Dataset items:
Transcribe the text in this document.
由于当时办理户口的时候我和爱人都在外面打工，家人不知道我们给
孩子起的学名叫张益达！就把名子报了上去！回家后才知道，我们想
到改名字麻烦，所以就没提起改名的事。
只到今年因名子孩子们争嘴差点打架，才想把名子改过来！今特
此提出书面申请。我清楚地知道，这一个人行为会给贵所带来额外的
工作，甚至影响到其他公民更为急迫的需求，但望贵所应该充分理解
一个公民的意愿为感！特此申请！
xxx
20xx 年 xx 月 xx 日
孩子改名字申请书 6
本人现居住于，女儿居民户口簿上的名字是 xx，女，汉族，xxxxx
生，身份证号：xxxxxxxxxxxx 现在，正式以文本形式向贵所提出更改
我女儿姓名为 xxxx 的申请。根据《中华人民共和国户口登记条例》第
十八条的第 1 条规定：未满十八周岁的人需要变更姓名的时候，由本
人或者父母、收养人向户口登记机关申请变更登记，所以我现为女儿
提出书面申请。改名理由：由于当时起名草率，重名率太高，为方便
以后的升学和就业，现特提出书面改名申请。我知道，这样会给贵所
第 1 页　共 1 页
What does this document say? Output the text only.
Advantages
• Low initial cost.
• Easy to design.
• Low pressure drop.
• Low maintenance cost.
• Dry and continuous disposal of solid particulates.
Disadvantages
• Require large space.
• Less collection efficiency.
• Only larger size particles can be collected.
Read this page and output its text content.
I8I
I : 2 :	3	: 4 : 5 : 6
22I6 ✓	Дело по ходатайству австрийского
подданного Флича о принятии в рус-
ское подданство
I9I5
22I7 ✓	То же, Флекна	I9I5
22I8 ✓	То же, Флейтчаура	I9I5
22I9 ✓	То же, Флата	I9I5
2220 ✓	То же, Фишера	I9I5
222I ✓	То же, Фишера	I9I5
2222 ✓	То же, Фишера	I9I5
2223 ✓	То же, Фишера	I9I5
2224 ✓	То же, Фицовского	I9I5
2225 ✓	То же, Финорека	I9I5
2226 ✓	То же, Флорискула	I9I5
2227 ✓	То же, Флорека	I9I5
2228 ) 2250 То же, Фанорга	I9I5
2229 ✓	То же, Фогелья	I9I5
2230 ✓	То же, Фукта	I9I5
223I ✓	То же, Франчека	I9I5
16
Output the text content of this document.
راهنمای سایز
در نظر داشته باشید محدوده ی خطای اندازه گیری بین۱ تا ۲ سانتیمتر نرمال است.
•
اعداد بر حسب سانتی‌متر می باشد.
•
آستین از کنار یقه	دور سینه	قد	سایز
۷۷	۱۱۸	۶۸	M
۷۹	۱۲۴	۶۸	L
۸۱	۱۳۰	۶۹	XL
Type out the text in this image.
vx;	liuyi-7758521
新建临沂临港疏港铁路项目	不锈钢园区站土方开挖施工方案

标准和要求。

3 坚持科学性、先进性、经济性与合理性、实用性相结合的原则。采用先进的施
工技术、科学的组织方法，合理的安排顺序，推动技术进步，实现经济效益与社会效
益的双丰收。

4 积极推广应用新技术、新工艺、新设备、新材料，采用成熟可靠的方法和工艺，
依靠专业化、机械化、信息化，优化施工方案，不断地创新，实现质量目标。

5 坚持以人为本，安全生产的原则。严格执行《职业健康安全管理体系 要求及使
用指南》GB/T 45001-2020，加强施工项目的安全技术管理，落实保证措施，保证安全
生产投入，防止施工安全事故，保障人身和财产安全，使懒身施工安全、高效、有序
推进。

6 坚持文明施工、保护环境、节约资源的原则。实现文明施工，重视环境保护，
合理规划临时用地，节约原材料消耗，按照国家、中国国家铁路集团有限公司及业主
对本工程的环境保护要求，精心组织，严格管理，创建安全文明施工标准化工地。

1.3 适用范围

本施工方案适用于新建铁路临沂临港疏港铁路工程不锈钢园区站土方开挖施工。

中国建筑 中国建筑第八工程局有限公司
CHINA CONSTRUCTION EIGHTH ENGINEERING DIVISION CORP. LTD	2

Exercise brief: Reproduce the data in full, exactly as presented.

Final result:
Transcribe the text in this document.
由于当时办理户口的时候我和爱人都在外面打工，家人不知道我们给
孩子起的学名叫张益达！就把名子报了上去！回家后才知道，我们想
到改名字麻烦，所以就没提起改名的事。
只到今年因名子孩子们争嘴差点打架，才想把名子改过来！今特
此提出书面申请。我清楚地知道，这一个人行为会给贵所带来额外的
工作，甚至影响到其他公民更为急迫的需求，但望贵所应该充分理解
一个公民的意愿为感！特此申请！
xxx
20xx 年 xx 月 xx 日
孩子改名字申请书 6
本人现居住于，女儿居民户口簿上的名字是 xx，女，汉族，xxxxx
生，身份证号：xxxxxxxxxxxx 现在，正式以文本形式向贵所提出更改
我女儿姓名为 xxxx 的申请。根据《中华人民共和国户口登记条例》第
十八条的第 1 条规定：未满十八周岁的人需要变更姓名的时候，由本
人或者父母、收养人向户口登记机关申请变更登记，所以我现为女儿
提出书面申请。改名理由：由于当时起名草率，重名率太高，为方便
以后的升学和就业，现特提出书面改名申请。我知道，这样会给贵所
第 1 页　共 1 页
What does this document say? Output the text only.
Advantages
• Low initial cost.
• Easy to design.
• Low pressure drop.
• Low maintenance cost.
• Dry and continuous disposal of solid particulates.
Disadvantages
• Require large space.
• Less collection efficiency.
• Only larger size particles can be collected.
Read this page and output its text content.
I8I
I : 2 :	3	: 4 : 5 : 6
22I6 ✓	Дело по ходатайству австрийского
подданного Флича о принятии в рус-
ское подданство
I9I5
22I7 ✓	То же, Флекна	I9I5
22I8 ✓	То же, Флейтчаура	I9I5
22I9 ✓	То же, Флата	I9I5
2220 ✓	То же, Фишера	I9I5
222I ✓	То же, Фишера	I9I5
2222 ✓	То же, Фишера	I9I5
2223 ✓	То же, Фишера	I9I5
2224 ✓	То же, Фицовского	I9I5
2225 ✓	То же, Финорека	I9I5
2226 ✓	То же, Флорискула	I9I5
2227 ✓	То же, Флорека	I9I5
2228 ) 2250 То же, Фанорга	I9I5
2229 ✓	То же, Фогелья	I9I5
2230 ✓	То же, Фукта	I9I5
223I ✓	То же, Франчека	I9I5
16
Output the text content of this document.
راهنمای سایز
در نظر داشته باشید محدوده ی خطای اندازه گیری بین۱ تا ۲ سانتیمتر نرمال است.
•
اعداد بر حسب سانتی‌متر می باشد.
•
آستین از کنار یقه	دور سینه	قد	سایز
۷۷	۱۱۸	۶۸	M
۷۹	۱۲۴	۶۸	L
۸۱	۱۳۰	۶۹	XL
Type out the text in this image.
vx;	liuyi-7758521
新建临沂临港疏港铁路项目	不锈钢园区站土方开挖施工方案

标准和要求。

3 坚持科学性、先进性、经济性与合理性、实用性相结合的原则。采用先进的施
工技术、科学的组织方法，合理的安排顺序，推动技术进步，实现经济效益与社会效
益的双丰收。

4 积极推广应用新技术、新工艺、新设备、新材料，采用成熟可靠的方法和工艺，
依靠专业化、机械化、信息化，优化施工方案，不断地创新，实现质量目标。

5 坚持以人为本，安全生产的原则。严格执行《职业健康安全管理体系 要求及使
用指南》GB/T 45001-2020，加强施工项目的安全技术管理，落实保证措施，保证安全
生产投入，防止施工安全事故，保障人身和财产安全，使懒身施工安全、高效、有序
推进。

6 坚持文明施工、保护环境、节约资源的原则。实现文明施工，重视环境保护，
合理规划临时用地，节约原材料消耗，按照国家、中国国家铁路集团有限公司及业主
对本工程的环境保护要求，精心组织，严格管理，创建安全文明施工标准化工地。

1.3 适用范围

本施工方案适用于新建铁路临沂临港疏港铁路工程不锈钢园区站土方开挖施工。

中国建筑 中国建筑第八工程局有限公司
CHINA CONSTRUCTION EIGHTH ENGINEERING DIVISION CORP. LTD	2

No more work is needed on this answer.